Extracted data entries
--------------------------------------------------

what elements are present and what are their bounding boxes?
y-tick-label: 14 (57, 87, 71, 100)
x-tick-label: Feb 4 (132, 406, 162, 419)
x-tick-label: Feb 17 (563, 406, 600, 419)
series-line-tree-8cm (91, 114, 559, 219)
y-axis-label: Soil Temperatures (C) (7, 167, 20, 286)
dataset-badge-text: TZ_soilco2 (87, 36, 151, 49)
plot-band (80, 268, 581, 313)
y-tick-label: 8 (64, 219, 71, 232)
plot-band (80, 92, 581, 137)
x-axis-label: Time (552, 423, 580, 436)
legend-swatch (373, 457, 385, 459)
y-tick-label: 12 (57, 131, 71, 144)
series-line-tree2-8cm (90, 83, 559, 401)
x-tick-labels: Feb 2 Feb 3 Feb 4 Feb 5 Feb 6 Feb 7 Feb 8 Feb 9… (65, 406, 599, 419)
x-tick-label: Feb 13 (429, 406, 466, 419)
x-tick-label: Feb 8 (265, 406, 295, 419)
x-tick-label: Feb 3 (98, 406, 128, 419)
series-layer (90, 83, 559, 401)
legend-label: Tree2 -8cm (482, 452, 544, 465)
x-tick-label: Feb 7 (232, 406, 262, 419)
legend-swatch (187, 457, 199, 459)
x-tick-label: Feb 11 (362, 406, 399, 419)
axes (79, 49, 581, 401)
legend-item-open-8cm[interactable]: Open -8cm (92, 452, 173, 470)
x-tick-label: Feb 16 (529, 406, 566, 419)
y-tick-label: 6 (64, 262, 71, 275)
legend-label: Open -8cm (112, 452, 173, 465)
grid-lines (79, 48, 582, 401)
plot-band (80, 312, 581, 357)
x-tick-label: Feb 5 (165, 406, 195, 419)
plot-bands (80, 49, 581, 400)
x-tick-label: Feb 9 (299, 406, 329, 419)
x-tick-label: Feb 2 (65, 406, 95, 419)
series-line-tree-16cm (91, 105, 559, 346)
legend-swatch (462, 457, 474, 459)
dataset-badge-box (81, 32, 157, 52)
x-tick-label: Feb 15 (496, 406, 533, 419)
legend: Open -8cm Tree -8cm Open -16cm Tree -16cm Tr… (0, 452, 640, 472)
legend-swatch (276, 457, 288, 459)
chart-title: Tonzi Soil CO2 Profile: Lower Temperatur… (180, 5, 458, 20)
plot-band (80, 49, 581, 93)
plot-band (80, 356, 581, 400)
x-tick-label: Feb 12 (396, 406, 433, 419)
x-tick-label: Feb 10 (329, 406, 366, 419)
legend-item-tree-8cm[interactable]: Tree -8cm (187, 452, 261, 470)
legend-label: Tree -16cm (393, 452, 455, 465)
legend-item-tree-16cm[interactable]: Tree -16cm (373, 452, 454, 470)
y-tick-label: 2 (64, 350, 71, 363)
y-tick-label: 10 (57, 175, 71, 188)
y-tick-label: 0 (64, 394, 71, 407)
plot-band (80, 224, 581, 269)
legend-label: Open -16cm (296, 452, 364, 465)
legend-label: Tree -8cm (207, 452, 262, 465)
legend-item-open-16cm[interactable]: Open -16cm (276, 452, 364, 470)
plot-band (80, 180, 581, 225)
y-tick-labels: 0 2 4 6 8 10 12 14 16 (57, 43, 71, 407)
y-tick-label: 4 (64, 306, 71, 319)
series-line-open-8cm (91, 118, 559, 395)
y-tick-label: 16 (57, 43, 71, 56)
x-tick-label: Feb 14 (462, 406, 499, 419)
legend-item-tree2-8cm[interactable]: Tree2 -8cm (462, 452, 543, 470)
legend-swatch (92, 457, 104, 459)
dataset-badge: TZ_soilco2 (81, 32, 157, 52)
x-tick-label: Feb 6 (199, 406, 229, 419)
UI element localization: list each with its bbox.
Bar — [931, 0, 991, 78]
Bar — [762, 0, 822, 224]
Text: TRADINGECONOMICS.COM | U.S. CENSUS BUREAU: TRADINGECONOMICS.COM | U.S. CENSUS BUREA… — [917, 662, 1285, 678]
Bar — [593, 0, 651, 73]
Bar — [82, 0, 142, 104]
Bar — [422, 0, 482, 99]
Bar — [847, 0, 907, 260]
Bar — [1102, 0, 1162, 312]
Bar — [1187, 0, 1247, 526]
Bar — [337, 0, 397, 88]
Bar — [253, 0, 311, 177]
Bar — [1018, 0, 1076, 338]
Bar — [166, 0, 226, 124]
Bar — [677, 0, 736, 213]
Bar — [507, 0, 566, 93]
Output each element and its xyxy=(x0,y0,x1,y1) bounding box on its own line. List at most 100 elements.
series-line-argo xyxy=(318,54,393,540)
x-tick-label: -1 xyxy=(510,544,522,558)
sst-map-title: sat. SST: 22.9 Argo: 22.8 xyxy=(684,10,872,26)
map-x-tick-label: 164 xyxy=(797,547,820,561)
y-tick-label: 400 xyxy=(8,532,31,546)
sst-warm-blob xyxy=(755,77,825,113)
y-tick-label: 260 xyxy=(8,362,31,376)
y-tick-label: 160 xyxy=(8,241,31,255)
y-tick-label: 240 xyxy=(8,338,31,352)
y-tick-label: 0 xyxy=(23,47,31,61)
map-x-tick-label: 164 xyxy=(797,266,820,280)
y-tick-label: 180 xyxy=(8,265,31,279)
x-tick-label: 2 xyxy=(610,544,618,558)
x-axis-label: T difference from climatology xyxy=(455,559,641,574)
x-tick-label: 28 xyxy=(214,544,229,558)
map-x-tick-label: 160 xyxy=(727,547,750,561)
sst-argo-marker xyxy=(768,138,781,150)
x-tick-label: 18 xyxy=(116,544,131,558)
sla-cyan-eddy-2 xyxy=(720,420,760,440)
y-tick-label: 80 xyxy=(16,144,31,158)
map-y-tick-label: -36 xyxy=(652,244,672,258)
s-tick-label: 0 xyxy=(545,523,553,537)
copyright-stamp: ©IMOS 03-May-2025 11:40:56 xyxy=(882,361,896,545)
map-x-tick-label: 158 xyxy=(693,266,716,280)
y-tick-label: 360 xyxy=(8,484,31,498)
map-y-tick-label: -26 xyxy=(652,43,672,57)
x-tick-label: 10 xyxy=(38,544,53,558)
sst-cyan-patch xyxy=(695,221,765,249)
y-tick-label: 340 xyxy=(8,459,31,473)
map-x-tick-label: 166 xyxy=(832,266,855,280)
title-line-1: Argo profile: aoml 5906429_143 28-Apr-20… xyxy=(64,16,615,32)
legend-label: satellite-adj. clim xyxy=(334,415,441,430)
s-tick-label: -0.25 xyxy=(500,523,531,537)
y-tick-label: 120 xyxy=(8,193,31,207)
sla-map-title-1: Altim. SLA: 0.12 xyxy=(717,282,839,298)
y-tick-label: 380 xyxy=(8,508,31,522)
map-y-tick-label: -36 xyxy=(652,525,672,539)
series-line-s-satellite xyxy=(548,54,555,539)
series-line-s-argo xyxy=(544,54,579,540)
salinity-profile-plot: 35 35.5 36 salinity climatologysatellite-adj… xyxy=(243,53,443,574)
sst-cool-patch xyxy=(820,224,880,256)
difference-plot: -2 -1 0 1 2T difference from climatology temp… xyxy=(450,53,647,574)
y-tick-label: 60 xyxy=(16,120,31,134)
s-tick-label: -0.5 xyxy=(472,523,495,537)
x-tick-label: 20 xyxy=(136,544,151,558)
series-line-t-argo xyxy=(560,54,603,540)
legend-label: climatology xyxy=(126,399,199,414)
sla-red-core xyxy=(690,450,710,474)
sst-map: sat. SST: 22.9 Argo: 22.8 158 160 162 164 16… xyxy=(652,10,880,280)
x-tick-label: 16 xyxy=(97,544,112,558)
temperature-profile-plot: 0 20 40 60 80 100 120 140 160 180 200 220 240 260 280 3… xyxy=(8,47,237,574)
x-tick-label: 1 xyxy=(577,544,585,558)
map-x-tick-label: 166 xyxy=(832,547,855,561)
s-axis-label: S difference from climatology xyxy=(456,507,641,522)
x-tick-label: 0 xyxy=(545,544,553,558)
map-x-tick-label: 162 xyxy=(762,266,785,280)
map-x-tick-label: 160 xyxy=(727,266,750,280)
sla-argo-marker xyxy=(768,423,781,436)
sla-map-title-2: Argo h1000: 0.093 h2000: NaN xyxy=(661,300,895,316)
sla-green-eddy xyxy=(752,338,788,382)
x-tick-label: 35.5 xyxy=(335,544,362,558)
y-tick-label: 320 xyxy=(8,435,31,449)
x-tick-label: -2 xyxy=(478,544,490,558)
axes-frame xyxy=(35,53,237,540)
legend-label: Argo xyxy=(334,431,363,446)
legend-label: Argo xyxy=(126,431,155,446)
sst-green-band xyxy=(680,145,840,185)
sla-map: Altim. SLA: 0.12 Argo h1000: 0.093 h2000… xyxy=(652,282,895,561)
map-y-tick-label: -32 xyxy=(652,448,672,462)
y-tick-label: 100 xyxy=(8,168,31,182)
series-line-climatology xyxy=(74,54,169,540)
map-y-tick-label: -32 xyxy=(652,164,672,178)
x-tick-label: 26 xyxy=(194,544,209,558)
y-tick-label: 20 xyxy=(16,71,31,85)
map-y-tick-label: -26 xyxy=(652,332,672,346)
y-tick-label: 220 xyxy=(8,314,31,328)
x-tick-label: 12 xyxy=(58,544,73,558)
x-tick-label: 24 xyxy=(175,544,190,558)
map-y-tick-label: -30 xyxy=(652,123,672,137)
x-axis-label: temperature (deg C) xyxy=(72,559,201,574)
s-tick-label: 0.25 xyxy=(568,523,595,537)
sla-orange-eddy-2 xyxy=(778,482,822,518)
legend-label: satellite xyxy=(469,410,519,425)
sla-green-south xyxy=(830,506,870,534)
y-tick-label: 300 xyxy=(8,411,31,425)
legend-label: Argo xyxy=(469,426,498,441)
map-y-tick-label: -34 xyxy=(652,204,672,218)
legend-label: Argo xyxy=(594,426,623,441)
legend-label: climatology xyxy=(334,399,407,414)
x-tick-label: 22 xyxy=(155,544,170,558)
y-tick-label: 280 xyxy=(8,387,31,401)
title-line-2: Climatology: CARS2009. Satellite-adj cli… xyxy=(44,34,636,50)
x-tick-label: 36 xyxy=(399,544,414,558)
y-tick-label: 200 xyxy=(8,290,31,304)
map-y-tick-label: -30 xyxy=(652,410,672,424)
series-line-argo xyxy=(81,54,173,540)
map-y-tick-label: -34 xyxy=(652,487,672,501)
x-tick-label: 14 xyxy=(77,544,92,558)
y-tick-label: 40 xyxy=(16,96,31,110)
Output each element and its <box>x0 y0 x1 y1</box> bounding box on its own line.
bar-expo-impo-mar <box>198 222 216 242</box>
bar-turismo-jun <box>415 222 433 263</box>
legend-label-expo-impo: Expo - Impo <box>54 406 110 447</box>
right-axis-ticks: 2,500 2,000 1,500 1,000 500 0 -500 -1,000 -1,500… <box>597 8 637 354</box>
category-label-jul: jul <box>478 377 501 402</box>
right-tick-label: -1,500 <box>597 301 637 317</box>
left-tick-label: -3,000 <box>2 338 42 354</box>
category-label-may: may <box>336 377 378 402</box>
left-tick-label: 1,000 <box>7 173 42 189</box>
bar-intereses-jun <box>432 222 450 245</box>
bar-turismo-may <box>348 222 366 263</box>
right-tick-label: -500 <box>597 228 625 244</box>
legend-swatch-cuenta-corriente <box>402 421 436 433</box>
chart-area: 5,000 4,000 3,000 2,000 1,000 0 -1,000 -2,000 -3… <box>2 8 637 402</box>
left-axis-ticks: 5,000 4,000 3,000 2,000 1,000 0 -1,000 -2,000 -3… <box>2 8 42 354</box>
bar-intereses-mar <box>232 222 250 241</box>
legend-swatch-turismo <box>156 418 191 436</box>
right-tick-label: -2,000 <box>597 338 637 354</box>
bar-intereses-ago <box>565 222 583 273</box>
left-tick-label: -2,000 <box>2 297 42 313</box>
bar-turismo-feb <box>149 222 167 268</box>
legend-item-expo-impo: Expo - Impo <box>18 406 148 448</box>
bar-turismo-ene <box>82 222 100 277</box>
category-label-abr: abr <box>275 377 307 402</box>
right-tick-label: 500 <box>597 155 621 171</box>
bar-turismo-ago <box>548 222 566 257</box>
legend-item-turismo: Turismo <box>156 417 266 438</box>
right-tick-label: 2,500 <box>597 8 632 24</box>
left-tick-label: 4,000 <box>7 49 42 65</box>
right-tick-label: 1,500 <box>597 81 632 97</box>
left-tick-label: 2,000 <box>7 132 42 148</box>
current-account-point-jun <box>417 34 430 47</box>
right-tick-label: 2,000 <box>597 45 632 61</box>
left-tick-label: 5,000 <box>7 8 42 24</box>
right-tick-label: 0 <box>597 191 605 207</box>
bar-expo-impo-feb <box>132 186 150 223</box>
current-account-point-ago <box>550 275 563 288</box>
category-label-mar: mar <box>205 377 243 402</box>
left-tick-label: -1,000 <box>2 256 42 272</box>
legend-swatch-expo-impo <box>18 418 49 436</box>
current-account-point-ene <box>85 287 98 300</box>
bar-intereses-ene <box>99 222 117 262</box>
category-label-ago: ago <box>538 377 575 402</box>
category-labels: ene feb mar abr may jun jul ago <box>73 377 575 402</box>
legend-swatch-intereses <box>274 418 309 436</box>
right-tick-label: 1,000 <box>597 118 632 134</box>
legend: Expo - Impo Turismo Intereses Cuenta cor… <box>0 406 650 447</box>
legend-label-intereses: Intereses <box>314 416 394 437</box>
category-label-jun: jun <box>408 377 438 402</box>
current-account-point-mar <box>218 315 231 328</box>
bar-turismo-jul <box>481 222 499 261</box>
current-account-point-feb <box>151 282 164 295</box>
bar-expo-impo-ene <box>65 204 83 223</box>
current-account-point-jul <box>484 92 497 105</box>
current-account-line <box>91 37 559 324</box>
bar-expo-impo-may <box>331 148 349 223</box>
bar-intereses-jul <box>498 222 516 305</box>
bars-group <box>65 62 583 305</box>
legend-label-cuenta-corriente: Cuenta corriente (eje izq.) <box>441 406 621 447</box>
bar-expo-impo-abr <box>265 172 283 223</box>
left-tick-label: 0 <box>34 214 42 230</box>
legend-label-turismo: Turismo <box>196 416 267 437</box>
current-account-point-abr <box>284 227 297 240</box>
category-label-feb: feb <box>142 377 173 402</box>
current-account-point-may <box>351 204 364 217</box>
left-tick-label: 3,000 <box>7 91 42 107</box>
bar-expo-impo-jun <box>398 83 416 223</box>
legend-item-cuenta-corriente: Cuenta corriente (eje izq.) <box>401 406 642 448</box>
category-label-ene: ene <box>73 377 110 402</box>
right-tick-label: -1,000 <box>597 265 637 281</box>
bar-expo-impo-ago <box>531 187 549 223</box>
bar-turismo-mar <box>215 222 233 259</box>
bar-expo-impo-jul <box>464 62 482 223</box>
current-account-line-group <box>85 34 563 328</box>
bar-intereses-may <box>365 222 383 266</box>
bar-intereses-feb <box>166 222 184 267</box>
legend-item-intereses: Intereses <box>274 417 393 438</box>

--------------------------------------------------

* [Request]: Copy the data above word for word, from its first line through the line that contains "plot-band (80, 92, 581, 137)", with both of those lines included.

* [Output below]:
what elements are present and what are their bounding boxes?
y-tick-label: 14 (57, 87, 71, 100)
x-tick-label: Feb 4 (132, 406, 162, 419)
x-tick-label: Feb 17 (563, 406, 600, 419)
series-line-tree-8cm (91, 114, 559, 219)
y-axis-label: Soil Temperatures (C) (7, 167, 20, 286)
dataset-badge-text: TZ_soilco2 (87, 36, 151, 49)
plot-band (80, 268, 581, 313)
y-tick-label: 8 (64, 219, 71, 232)
plot-band (80, 92, 581, 137)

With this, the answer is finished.